**RECORDS SHOWN:**

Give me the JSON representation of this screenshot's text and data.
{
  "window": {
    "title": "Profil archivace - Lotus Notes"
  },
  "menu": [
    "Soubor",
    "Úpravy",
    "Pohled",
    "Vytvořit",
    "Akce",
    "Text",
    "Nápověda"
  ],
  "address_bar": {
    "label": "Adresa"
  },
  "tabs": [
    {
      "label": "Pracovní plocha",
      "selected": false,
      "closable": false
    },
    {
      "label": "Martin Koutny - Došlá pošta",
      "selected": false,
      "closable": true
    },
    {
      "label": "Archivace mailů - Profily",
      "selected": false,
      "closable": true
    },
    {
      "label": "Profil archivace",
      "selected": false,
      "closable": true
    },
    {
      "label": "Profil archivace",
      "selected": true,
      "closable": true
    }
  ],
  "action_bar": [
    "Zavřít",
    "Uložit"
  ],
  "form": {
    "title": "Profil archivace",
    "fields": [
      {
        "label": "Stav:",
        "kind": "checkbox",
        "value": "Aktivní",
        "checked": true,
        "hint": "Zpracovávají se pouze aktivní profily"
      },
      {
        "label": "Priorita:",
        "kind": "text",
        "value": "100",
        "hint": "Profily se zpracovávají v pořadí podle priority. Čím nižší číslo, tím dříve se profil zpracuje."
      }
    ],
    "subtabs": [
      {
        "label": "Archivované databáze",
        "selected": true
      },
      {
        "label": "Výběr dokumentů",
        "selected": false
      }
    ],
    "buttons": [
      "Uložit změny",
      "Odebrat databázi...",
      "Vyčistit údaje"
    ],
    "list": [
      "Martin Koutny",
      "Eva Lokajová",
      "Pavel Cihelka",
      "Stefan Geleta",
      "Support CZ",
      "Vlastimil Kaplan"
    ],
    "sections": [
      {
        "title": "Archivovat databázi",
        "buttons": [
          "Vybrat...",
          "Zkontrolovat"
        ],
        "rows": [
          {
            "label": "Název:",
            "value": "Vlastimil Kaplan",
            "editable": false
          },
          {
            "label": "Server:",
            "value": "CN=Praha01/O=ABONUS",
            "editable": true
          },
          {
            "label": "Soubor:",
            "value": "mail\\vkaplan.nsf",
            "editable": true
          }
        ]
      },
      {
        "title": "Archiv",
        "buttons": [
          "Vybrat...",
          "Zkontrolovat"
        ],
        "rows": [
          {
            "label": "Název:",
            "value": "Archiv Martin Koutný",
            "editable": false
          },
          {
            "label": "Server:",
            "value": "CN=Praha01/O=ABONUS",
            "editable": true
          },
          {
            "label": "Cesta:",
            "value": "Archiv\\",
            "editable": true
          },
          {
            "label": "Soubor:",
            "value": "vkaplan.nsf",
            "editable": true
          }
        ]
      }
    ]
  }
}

**GOAL:**
Write the complete data out, exactly as above.

**THE OUTPUT:**
Give me the JSON representation of this screenshot's text and data.
{
  "window": {
    "title": "Profil archivace - Lotus Notes"
  },
  "menu": [
    "Soubor",
    "Úpravy",
    "Pohled",
    "Vytvořit",
    "Akce",
    "Text",
    "Nápověda"
  ],
  "address_bar": {
    "label": "Adresa"
  },
  "tabs": [
    {
      "label": "Pracovní plocha",
      "selected": false,
      "closable": false
    },
    {
      "label": "Martin Koutny - Došlá pošta",
      "selected": false,
      "closable": true
    },
    {
      "label": "Archivace mailů - Profily",
      "selected": false,
      "closable": true
    },
    {
      "label": "Profil archivace",
      "selected": false,
      "closable": true
    },
    {
      "label": "Profil archivace",
      "selected": true,
      "closable": true
    }
  ],
  "action_bar": [
    "Zavřít",
    "Uložit"
  ],
  "form": {
    "title": "Profil archivace",
    "fields": [
      {
        "label": "Stav:",
        "kind": "checkbox",
        "value": "Aktivní",
        "checked": true,
        "hint": "Zpracovávají se pouze aktivní profily"
      },
      {
        "label": "Priorita:",
        "kind": "text",
        "value": "100",
        "hint": "Profily se zpracovávají v pořadí podle priority. Čím nižší číslo, tím dříve se profil zpracuje."
      }
    ],
    "subtabs": [
      {
        "label": "Archivované databáze",
        "selected": true
      },
      {
        "label": "Výběr dokumentů",
        "selected": false
      }
    ],
    "buttons": [
      "Uložit změny",
      "Odebrat databázi...",
      "Vyčistit údaje"
    ],
    "list": [
      "Martin Koutny",
      "Eva Lokajová",
      "Pavel Cihelka",
      "Stefan Geleta",
      "Support CZ",
      "Vlastimil Kaplan"
    ],
    "sections": [
      {
        "title": "Archivovat databázi",
        "buttons": [
          "Vybrat...",
          "Zkontrolovat"
        ],
        "rows": [
          {
            "label": "Název:",
            "value": "Vlastimil Kaplan",
            "editable": false
          },
          {
            "label": "Server:",
            "value": "CN=Praha01/O=ABONUS",
            "editable": true
          },
          {
            "label": "Soubor:",
            "value": "mail\\vkaplan.nsf",
            "editable": true
          }
        ]
      },
      {
        "title": "Archiv",
        "buttons": [
          "Vybrat...",
          "Zkontrolovat"
        ],
        "rows": [
          {
            "label": "Název:",
            "value": "Archiv Martin Koutný",
            "editable": false
          },
          {
            "label": "Server:",
            "value": "CN=Praha01/O=ABONUS",
            "editable": true
          },
          {
            "label": "Cesta:",
            "value": "Archiv\\",
            "editable": true
          },
          {
            "label": "Soubor:",
            "value": "vkaplan.nsf",
            "editable": true
          }
        ]
      }
    ]
  }
}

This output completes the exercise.